WHAT IS EXPECTED:
Reproduce the data exactly.

DATASET EXCERPTS:

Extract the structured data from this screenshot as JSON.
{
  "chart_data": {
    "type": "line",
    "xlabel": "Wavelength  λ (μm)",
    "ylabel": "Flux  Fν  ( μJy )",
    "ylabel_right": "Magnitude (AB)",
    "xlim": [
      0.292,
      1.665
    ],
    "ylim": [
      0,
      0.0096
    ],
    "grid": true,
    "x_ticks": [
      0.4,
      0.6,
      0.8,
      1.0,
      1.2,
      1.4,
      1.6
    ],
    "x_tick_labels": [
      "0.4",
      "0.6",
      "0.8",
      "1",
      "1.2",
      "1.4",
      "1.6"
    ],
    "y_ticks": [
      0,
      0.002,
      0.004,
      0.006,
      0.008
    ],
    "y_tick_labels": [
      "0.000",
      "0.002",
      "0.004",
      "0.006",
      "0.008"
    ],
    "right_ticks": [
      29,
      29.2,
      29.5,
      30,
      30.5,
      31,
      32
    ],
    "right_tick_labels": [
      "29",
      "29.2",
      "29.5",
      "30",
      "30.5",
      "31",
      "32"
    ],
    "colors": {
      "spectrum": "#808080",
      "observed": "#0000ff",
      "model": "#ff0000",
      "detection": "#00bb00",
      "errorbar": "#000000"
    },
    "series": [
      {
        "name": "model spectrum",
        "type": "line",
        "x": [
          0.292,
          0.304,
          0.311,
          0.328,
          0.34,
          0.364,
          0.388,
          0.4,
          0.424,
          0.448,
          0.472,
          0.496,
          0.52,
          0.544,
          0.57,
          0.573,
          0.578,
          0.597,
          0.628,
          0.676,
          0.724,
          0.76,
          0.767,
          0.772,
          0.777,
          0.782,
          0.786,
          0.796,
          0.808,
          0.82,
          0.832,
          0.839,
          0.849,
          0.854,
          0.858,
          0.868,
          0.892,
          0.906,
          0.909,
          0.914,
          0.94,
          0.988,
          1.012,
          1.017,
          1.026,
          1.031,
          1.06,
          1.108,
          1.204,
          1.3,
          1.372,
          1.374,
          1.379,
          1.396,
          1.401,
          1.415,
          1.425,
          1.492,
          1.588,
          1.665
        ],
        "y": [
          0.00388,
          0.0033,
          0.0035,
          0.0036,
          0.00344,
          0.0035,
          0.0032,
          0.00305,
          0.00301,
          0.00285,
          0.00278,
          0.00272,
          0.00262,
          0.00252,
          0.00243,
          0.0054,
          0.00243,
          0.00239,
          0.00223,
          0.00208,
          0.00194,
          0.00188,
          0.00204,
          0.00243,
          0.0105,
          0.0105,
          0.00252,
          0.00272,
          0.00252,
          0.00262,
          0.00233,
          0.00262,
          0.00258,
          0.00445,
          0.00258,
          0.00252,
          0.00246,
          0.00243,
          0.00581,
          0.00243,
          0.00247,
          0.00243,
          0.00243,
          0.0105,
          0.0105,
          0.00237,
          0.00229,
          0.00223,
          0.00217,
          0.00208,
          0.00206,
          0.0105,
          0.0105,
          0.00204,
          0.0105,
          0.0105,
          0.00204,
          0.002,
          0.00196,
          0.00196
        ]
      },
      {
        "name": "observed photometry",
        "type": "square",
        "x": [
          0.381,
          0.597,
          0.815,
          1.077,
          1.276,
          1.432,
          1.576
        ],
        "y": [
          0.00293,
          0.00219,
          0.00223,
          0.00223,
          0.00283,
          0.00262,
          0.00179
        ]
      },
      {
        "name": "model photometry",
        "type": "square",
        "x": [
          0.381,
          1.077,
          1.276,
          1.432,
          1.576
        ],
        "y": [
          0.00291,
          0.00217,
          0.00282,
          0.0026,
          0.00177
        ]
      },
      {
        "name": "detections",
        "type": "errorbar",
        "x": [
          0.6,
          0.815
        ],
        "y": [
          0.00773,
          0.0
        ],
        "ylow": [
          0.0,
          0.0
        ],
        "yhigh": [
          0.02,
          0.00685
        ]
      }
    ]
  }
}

ANSWER IN FULL:
Extract the structured data from this screenshot as JSON.
{
  "chart_data": {
    "type": "line",
    "xlabel": "Wavelength  λ (μm)",
    "ylabel": "Flux  Fν  ( μJy )",
    "ylabel_right": "Magnitude (AB)",
    "xlim": [
      0.292,
      1.665
    ],
    "ylim": [
      0,
      0.0096
    ],
    "grid": true,
    "x_ticks": [
      0.4,
      0.6,
      0.8,
      1.0,
      1.2,
      1.4,
      1.6
    ],
    "x_tick_labels": [
      "0.4",
      "0.6",
      "0.8",
      "1",
      "1.2",
      "1.4",
      "1.6"
    ],
    "y_ticks": [
      0,
      0.002,
      0.004,
      0.006,
      0.008
    ],
    "y_tick_labels": [
      "0.000",
      "0.002",
      "0.004",
      "0.006",
      "0.008"
    ],
    "right_ticks": [
      29,
      29.2,
      29.5,
      30,
      30.5,
      31,
      32
    ],
    "right_tick_labels": [
      "29",
      "29.2",
      "29.5",
      "30",
      "30.5",
      "31",
      "32"
    ],
    "colors": {
      "spectrum": "#808080",
      "observed": "#0000ff",
      "model": "#ff0000",
      "detection": "#00bb00",
      "errorbar": "#000000"
    },
    "series": [
      {
        "name": "model spectrum",
        "type": "line",
        "x": [
          0.292,
          0.304,
          0.311,
          0.328,
          0.34,
          0.364,
          0.388,
          0.4,
          0.424,
          0.448,
          0.472,
          0.496,
          0.52,
          0.544,
          0.57,
          0.573,
          0.578,
          0.597,
          0.628,
          0.676,
          0.724,
          0.76,
          0.767,
          0.772,
          0.777,
          0.782,
          0.786,
          0.796,
          0.808,
          0.82,
          0.832,
          0.839,
          0.849,
          0.854,
          0.858,
          0.868,
          0.892,
          0.906,
          0.909,
          0.914,
          0.94,
          0.988,
          1.012,
          1.017,
          1.026,
          1.031,
          1.06,
          1.108,
          1.204,
          1.3,
          1.372,
          1.374,
          1.379,
          1.396,
          1.401,
          1.415,
          1.425,
          1.492,
          1.588,
          1.665
        ],
        "y": [
          0.00388,
          0.0033,
          0.0035,
          0.0036,
          0.00344,
          0.0035,
          0.0032,
          0.00305,
          0.00301,
          0.00285,
          0.00278,
          0.00272,
          0.00262,
          0.00252,
          0.00243,
          0.0054,
          0.00243,
          0.00239,
          0.00223,
          0.00208,
          0.00194,
          0.00188,
          0.00204,
          0.00243,
          0.0105,
          0.0105,
          0.00252,
          0.00272,
          0.00252,
          0.00262,
          0.00233,
          0.00262,
          0.00258,
          0.00445,
          0.00258,
          0.00252,
          0.00246,
          0.00243,
          0.00581,
          0.00243,
          0.00247,
          0.00243,
          0.00243,
          0.0105,
          0.0105,
          0.00237,
          0.00229,
          0.00223,
          0.00217,
          0.00208,
          0.00206,
          0.0105,
          0.0105,
          0.00204,
          0.0105,
          0.0105,
          0.00204,
          0.002,
          0.00196,
          0.00196
        ]
      },
      {
        "name": "observed photometry",
        "type": "square",
        "x": [
          0.381,
          0.597,
          0.815,
          1.077,
          1.276,
          1.432,
          1.576
        ],
        "y": [
          0.00293,
          0.00219,
          0.00223,
          0.00223,
          0.00283,
          0.00262,
          0.00179
        ]
      },
      {
        "name": "model photometry",
        "type": "square",
        "x": [
          0.381,
          1.077,
          1.276,
          1.432,
          1.576
        ],
        "y": [
          0.00291,
          0.00217,
          0.00282,
          0.0026,
          0.00177
        ]
      },
      {
        "name": "detections",
        "type": "errorbar",
        "x": [
          0.6,
          0.815
        ],
        "y": [
          0.00773,
          0.0
        ],
        "ylow": [
          0.0,
          0.0
        ],
        "yhigh": [
          0.02,
          0.00685
        ]
      }
    ]
  }
}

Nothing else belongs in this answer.